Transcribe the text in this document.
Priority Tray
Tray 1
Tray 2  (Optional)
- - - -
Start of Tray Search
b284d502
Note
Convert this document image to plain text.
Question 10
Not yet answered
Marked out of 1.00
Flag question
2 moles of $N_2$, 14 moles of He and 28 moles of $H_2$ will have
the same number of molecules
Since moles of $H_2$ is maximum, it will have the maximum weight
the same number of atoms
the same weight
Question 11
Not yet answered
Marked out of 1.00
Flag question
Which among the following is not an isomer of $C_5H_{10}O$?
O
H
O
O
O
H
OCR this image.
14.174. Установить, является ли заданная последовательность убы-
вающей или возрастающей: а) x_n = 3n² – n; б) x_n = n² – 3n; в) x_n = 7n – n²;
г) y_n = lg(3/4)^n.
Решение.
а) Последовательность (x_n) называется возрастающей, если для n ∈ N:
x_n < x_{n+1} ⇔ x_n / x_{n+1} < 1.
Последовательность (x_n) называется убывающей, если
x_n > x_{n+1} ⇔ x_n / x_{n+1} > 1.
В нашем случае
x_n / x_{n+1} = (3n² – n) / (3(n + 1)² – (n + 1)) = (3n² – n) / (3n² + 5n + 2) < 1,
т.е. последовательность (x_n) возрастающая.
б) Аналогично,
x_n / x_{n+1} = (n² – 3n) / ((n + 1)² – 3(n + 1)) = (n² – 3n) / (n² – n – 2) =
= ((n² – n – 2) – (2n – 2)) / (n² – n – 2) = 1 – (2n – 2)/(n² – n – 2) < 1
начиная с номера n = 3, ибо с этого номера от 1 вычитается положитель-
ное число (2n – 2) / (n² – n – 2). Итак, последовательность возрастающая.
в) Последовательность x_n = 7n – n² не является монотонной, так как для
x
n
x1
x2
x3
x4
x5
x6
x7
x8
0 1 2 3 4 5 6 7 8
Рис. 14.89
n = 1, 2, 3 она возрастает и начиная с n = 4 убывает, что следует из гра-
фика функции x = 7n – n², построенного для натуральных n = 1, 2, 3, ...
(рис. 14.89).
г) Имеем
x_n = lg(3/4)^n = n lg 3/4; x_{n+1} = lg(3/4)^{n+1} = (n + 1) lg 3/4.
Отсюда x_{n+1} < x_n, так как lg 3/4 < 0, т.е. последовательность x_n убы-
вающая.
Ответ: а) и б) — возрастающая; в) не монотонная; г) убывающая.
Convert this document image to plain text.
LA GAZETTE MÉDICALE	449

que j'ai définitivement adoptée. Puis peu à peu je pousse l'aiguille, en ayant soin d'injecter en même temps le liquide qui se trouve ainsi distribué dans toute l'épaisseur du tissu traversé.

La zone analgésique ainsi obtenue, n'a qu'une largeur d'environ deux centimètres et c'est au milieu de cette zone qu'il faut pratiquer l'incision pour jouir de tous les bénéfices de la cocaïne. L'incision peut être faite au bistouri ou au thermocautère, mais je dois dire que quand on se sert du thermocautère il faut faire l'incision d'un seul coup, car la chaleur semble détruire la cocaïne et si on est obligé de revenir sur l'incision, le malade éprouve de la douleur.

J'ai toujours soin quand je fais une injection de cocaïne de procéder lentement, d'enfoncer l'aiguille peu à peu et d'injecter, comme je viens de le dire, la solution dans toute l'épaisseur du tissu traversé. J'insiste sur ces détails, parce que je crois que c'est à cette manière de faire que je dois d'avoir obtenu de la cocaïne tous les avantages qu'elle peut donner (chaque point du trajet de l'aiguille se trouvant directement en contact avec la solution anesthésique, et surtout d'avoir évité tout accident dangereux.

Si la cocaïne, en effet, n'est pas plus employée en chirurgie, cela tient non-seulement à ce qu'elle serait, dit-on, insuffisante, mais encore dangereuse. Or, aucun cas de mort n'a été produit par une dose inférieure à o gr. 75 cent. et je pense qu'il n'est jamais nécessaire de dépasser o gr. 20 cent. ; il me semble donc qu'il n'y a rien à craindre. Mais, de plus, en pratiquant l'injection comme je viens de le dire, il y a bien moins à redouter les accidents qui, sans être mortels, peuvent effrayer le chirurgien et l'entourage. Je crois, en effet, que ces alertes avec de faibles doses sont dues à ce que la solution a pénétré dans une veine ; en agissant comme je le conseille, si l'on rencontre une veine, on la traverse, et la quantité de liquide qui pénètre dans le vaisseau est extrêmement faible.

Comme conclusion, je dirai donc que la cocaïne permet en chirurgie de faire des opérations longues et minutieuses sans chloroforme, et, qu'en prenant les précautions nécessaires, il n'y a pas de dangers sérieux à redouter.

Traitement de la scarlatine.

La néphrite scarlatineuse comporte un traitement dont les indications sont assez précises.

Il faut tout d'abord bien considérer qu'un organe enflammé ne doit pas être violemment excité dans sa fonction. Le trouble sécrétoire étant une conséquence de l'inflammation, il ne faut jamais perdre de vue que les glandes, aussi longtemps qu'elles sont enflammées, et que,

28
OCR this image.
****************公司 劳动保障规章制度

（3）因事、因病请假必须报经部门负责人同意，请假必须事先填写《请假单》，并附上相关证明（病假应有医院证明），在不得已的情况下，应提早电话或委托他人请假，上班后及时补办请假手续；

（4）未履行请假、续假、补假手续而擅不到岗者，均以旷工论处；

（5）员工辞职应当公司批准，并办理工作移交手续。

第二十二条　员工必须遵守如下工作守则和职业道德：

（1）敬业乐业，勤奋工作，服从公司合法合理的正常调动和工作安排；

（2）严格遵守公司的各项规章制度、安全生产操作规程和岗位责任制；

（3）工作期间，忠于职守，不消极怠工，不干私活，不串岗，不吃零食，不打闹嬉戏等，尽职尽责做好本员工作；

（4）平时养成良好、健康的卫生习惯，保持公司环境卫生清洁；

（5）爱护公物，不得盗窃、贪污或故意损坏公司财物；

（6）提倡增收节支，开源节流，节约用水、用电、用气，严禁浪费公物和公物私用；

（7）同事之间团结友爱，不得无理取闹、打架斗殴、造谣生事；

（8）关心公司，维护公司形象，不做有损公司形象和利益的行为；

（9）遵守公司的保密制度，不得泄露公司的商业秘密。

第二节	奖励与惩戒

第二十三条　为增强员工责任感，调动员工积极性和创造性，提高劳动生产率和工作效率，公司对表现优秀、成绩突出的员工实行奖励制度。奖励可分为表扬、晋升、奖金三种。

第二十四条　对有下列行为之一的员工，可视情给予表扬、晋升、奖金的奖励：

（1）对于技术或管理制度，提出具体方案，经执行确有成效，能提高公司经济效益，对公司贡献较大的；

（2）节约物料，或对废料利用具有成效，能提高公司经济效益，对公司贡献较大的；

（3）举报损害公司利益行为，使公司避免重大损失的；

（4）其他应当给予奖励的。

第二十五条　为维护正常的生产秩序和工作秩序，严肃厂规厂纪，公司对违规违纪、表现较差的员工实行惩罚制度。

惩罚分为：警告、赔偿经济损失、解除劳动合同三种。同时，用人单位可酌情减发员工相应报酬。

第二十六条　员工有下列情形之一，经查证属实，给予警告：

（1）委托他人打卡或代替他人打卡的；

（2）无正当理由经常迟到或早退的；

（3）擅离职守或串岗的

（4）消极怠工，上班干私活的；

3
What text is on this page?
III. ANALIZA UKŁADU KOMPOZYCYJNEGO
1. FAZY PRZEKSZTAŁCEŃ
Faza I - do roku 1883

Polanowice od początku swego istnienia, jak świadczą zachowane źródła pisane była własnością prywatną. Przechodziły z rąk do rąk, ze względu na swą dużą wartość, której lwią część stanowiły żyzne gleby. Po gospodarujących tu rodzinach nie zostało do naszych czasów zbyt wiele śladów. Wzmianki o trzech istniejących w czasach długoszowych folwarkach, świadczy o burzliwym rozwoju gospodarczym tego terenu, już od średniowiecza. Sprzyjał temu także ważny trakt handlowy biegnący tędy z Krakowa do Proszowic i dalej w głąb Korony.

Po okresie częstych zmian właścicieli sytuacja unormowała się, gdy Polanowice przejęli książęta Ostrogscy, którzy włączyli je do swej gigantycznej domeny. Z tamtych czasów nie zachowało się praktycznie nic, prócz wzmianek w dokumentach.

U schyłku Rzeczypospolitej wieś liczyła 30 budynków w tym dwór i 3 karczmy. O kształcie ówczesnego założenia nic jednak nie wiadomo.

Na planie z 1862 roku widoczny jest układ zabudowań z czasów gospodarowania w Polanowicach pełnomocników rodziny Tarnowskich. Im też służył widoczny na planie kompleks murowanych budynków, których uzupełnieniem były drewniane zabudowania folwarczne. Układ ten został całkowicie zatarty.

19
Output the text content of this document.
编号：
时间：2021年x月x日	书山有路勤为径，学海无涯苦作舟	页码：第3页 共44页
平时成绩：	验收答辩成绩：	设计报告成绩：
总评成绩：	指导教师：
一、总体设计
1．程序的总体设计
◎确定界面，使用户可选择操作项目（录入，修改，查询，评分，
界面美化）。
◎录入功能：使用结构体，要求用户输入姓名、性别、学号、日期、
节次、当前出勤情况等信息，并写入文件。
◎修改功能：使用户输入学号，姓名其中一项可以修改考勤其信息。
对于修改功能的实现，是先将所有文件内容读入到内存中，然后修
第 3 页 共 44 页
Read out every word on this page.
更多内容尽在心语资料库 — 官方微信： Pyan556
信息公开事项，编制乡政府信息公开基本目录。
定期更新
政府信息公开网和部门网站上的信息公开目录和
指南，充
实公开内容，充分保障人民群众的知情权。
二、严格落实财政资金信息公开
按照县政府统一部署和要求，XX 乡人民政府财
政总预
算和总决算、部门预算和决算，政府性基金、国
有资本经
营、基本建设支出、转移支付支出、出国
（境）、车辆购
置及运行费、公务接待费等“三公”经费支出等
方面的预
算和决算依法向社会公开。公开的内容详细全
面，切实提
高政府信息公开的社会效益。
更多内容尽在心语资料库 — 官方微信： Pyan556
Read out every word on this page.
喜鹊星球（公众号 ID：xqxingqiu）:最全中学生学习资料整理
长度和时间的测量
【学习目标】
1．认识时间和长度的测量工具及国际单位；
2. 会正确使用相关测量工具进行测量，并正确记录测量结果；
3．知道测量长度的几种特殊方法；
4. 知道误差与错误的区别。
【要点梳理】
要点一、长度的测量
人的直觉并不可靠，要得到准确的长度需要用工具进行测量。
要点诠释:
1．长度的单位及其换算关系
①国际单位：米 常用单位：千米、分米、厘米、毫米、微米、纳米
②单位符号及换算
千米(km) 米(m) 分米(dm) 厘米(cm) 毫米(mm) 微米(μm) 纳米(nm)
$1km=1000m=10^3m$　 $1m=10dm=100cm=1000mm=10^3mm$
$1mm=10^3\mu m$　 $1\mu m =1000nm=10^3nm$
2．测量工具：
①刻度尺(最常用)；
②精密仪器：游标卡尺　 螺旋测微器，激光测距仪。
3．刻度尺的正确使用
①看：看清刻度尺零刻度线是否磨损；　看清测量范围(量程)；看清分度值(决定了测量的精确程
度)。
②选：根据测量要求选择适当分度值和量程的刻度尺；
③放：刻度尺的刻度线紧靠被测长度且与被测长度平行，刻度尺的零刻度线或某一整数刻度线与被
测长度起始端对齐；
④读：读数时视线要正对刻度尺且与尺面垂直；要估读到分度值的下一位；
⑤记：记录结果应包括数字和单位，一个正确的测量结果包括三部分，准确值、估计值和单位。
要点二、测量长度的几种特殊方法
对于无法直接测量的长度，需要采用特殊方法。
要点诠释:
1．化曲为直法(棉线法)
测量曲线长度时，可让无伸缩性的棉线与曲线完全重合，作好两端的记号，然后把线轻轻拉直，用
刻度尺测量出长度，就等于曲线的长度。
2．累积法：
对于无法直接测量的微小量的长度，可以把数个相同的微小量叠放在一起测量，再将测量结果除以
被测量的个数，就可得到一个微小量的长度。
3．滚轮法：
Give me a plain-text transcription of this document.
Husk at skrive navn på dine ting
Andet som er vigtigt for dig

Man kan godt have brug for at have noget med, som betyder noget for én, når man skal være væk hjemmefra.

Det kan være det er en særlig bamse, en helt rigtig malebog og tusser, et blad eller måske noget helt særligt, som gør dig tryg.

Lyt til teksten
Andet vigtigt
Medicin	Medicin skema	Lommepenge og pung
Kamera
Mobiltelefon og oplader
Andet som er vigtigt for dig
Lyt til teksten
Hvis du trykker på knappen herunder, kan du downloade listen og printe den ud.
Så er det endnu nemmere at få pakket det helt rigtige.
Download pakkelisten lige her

----

• **WHAT THIS TASK INVOLVES**
Sift through the entries and copy every line with "noget".

• **EXPECTED ANSWER**
Man kan godt have brug for at have noget med, som betyder noget for én, når man skal være væk hjemmefra.
Det kan være det er en særlig bamse, en helt rigtig malebog og tusser, et blad eller måske noget helt særligt, som gør dig tryg.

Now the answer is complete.